◆ To be done:
Transcribe all of the material below word for word and leave out its pictures.

◆ Recorded information:
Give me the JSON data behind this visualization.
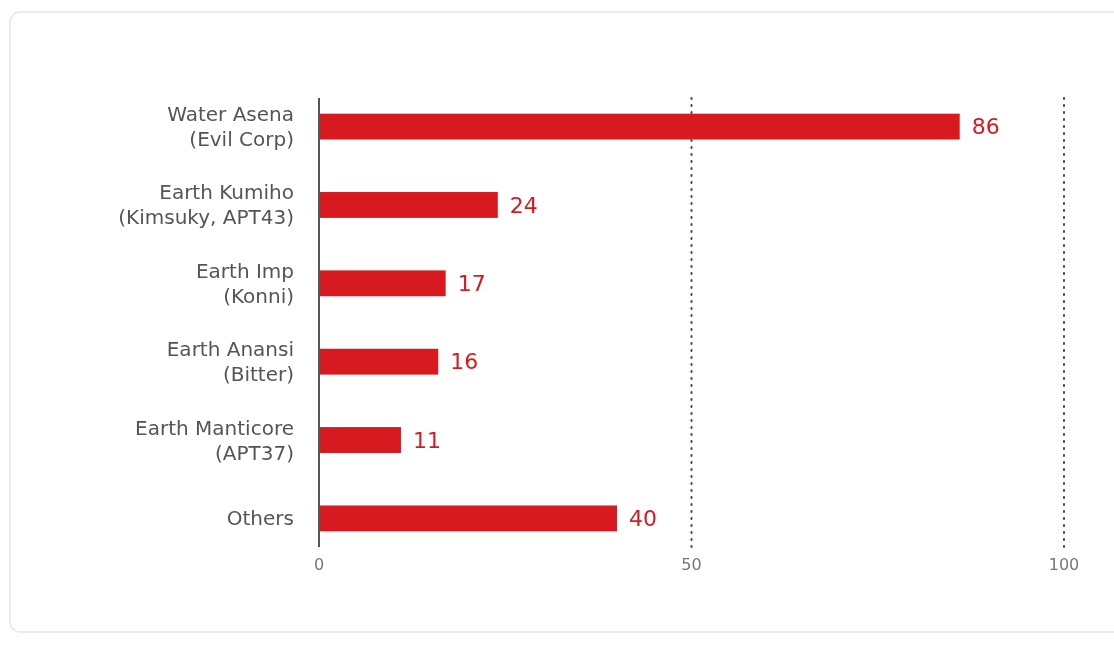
{
  "chart_data": {
    "type": "bar",
    "orientation": "horizontal",
    "categories": [
      "Water Asena\n(Evil Corp)",
      "Earth Kumiho\n(Kimsuky, APT43)",
      "Earth Imp\n(Konni)",
      "Earth Anansi\n(Bitter)",
      "Earth Manticore\n(APT37)",
      "Others"
    ],
    "values": [
      86,
      24,
      17,
      16,
      11,
      40
    ],
    "color": "#d71920",
    "xlim": [
      0,
      100
    ],
    "xticks": [
      0,
      50,
      100
    ],
    "grid": "x",
    "data_labels": true
  }
}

◆ Task result:
Give me the JSON data behind this visualization.
{
  "chart_data": {
    "type": "bar",
    "orientation": "horizontal",
    "categories": [
      "Water Asena\n(Evil Corp)",
      "Earth Kumiho\n(Kimsuky, APT43)",
      "Earth Imp\n(Konni)",
      "Earth Anansi\n(Bitter)",
      "Earth Manticore\n(APT37)",
      "Others"
    ],
    "values": [
      86,
      24,
      17,
      16,
      11,
      40
    ],
    "color": "#d71920",
    "xlim": [
      0,
      100
    ],
    "xticks": [
      0,
      50,
      100
    ],
    "grid": "x",
    "data_labels": true
  }
}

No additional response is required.